--- CHALLENGE ---
Repeat the entire listing exactly.

--- MATERIAL SUPPLIED ---
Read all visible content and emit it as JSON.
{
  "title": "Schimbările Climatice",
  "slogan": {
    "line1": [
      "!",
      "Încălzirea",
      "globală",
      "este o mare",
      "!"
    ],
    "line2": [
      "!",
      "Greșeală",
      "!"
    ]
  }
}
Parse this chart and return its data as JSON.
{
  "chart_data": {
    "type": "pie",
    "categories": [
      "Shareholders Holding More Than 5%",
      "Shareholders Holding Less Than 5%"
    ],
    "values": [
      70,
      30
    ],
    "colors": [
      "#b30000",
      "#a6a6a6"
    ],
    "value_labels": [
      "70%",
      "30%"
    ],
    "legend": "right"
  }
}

--- OUTPUT ---
Read all visible content and emit it as JSON.
{
  "title": "Schimbările Climatice",
  "slogan": {
    "line1": [
      "!",
      "Încălzirea",
      "globală",
      "este o mare",
      "!"
    ],
    "line2": [
      "!",
      "Greșeală",
      "!"
    ]
  }
}
Parse this chart and return its data as JSON.
{
  "chart_data": {
    "type": "pie",
    "categories": [
      "Shareholders Holding More Than 5%",
      "Shareholders Holding Less Than 5%"
    ],
    "values": [
      70,
      30
    ],
    "colors": [
      "#b30000",
      "#a6a6a6"
    ],
    "value_labels": [
      "70%",
      "30%"
    ],
    "legend": "right"
  }
}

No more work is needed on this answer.